* **Written problem**
From the records, pick out and copy each line containing "your".

====

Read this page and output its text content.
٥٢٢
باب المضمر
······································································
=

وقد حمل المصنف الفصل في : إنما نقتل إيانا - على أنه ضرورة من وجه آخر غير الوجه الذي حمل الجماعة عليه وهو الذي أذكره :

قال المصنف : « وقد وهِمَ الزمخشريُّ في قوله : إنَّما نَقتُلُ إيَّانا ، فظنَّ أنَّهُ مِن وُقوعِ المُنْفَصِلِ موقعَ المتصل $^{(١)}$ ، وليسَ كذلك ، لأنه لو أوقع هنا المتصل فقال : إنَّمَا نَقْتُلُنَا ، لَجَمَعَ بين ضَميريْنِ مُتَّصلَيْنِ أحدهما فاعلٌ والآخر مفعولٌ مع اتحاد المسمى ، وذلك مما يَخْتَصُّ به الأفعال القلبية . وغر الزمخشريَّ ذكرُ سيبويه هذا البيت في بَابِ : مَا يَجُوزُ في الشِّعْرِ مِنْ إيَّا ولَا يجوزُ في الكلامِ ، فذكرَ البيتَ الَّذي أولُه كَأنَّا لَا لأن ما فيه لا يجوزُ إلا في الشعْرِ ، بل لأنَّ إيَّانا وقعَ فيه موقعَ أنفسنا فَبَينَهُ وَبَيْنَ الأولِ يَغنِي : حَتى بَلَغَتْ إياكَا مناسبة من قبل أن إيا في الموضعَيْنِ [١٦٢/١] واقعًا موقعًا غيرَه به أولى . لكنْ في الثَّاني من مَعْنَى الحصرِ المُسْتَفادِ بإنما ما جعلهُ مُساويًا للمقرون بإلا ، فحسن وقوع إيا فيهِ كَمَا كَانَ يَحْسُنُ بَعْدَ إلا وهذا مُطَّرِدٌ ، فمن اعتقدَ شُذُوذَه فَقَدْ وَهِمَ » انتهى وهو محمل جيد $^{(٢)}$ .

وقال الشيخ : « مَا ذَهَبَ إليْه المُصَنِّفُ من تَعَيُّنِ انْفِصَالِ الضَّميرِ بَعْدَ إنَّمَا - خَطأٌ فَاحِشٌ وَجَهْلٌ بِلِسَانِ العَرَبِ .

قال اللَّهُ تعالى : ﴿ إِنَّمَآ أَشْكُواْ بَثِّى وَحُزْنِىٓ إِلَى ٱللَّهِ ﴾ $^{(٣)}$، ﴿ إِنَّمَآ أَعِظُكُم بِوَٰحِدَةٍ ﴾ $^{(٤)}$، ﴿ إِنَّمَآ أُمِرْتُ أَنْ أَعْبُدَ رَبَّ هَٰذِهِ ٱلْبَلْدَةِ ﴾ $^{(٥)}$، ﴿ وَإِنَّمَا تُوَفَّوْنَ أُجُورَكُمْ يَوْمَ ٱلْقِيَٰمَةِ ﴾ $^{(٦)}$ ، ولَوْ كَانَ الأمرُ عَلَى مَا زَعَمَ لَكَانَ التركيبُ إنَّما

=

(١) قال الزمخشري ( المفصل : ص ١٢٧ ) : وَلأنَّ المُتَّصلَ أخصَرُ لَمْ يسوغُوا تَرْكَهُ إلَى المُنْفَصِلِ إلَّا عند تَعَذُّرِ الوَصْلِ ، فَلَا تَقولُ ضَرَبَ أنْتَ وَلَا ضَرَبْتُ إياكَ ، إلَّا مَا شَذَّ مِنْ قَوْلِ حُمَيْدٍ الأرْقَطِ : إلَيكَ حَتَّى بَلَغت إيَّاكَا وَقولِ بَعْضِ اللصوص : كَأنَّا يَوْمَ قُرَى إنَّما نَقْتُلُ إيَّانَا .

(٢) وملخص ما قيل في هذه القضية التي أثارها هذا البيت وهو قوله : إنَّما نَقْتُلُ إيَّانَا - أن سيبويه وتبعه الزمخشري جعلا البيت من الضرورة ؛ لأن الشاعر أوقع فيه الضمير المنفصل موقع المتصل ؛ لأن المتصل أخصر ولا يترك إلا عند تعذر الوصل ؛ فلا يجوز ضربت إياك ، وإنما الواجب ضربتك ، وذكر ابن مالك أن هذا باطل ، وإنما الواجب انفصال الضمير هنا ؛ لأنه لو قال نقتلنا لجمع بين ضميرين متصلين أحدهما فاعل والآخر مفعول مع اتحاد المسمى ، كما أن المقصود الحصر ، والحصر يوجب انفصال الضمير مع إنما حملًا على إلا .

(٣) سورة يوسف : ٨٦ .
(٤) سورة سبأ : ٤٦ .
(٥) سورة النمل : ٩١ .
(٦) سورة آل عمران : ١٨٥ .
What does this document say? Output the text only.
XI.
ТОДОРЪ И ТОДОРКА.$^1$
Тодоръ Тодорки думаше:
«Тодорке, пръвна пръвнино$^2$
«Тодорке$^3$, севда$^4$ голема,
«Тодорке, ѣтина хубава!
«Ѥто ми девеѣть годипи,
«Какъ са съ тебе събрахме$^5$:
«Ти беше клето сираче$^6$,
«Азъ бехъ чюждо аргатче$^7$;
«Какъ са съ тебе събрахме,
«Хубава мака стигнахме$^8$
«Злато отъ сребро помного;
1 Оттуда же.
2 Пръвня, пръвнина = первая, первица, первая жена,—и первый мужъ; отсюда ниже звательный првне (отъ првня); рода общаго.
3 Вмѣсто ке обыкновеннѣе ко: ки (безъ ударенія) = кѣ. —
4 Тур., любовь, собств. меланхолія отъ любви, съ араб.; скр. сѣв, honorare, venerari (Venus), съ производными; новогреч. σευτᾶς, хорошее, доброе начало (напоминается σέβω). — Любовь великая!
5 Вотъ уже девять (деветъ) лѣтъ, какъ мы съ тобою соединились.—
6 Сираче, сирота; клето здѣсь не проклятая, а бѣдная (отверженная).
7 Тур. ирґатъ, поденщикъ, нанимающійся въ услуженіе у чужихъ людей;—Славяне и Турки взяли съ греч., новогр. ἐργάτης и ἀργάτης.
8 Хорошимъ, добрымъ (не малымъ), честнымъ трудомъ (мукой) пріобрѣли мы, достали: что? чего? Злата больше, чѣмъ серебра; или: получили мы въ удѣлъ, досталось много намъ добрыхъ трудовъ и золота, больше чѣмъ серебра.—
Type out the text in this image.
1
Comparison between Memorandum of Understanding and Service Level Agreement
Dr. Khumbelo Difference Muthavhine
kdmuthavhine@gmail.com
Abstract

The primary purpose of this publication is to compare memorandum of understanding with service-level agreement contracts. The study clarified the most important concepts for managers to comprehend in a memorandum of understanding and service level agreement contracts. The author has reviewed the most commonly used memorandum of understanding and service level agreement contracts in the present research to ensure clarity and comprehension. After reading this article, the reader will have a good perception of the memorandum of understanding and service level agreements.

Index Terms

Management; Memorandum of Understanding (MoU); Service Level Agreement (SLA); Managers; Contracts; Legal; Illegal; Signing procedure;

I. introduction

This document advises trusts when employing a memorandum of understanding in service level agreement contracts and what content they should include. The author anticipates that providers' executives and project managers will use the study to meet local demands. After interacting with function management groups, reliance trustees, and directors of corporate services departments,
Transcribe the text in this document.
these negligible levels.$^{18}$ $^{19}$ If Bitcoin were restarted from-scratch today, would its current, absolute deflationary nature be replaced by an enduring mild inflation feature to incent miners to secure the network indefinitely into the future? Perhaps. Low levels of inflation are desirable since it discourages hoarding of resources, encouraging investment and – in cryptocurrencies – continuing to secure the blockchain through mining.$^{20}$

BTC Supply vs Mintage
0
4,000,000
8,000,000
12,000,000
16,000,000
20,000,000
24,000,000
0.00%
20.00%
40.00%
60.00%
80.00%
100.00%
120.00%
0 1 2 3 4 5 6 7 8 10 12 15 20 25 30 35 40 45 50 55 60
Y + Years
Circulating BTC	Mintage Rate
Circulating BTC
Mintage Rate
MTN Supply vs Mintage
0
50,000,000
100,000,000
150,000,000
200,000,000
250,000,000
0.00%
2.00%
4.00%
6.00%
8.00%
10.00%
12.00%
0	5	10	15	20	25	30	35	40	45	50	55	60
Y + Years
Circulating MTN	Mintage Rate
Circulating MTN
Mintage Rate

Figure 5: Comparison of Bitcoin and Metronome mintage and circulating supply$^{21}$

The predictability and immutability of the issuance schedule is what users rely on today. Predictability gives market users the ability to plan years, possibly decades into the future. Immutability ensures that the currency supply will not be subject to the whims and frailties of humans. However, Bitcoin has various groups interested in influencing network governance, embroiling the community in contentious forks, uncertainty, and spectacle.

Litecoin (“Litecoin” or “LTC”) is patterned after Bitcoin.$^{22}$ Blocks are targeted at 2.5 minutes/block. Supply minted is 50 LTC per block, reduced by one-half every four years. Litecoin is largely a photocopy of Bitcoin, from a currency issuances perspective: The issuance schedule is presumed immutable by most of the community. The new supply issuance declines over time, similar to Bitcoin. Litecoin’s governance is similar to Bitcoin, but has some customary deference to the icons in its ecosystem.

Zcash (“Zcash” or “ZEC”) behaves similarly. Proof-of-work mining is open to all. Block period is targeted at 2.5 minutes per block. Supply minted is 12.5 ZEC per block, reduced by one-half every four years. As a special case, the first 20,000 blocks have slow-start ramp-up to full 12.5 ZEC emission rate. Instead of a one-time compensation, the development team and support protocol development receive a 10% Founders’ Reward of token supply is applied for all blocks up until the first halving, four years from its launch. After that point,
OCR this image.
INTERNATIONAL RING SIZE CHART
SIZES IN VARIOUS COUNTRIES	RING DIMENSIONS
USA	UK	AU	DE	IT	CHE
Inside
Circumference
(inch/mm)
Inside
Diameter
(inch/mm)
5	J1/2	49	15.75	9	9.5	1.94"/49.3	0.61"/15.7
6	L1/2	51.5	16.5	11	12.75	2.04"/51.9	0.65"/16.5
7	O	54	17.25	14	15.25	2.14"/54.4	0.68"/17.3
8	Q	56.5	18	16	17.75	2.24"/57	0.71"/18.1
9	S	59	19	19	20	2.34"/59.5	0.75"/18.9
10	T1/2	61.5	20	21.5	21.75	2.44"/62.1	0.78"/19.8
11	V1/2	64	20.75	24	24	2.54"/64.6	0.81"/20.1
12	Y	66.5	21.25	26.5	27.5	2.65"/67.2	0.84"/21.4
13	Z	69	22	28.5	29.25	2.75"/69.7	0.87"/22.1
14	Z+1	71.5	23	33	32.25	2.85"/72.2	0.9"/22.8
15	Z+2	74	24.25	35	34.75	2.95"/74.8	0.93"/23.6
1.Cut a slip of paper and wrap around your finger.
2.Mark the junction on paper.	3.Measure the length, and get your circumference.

====

* **Output below**
1.Cut a slip of paper and wrap around your finger.
2.Mark the junction on paper.	3.Measure the length, and get your circumference.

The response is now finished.